• **TEXT PROVIDED**:
++++++

3.4. Participants, Procedure, and Methodology

24 individuals (5 females, 3 left-handed), ages 18–22, were recruited for this study. Human subject testing approval was obtained from the institutional review board.

Upon arrival, the two participants were seated in separate areas. They were instructed not to speak to their partner prior to the beginning of the experiment or during breaks. They were given a consent form, which was used to exclude individuals with injuries preventing them from safely lifting an 18 kg object. They also completed a preexperimental questionnaire which was used to prevent the pairing of roommates or close friends (self-described).

Participants then entered the room shown in Figure 1, and the investigator read instructions aloud from a script. They were told that their objective was to move the table to a series of targets as quickly as possible and that the specific locations would be provided later to one of the partners.

The participant that was randomly preselected to be the follower was then blindfolded; the lasers were turned on; the investigator showed the leader an annotated map of the room with a written sequence of targets (e.g., “Target 3, then Target 2, then Target 4, etc.”). Once the leader indicated she understood the instructions, the experiment began.

After each trial, the lasers were turned off and follower was permitted to remove his blindfold and rest while completing a postexperimental survey that assessed the individual’s perception of teamwork, physical demand, frustration, stress, and their own performance (discussed in Section 4.2).

++++++

• **GIVEN INFORMATION**:
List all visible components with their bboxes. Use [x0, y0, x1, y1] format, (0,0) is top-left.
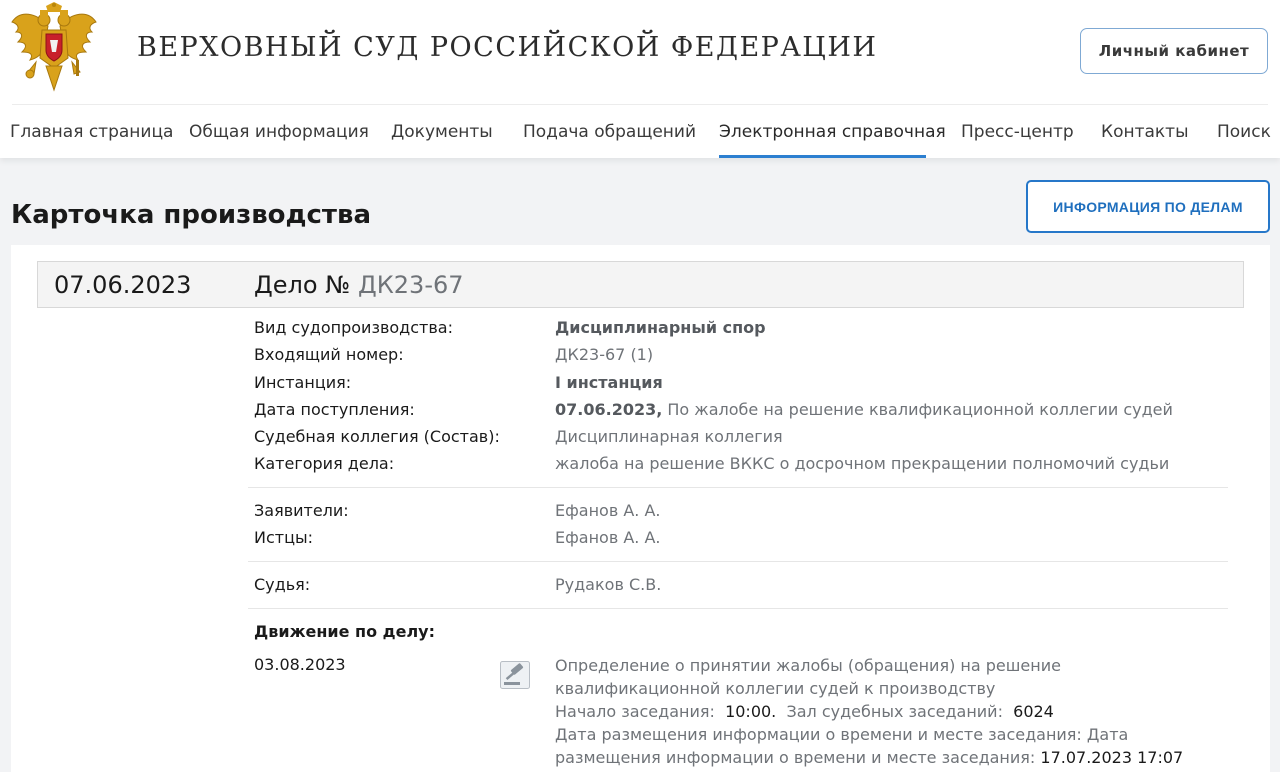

++++++

Reproduce the passage of the study methods text that begins with "3.4. Participants, Procedure, and" and ends with "close friends (self-described).". The listing above is separate from the study methods text.

3.4. Participants, Procedure, and Methodology

24 individuals (5 females, 3 left-handed), ages 18–22, were recruited for this study. Human subject testing approval was obtained from the institutional review board.

Upon arrival, the two participants were seated in separate areas. They were instructed not to speak to their partner prior to the beginning of the experiment or during breaks. They were given a consent form, which was used to exclude individuals with injuries preventing them from safely lifting an 18 kg object. They also completed a preexperimental questionnaire which was used to prevent the pairing of roommates or close friends (self-described).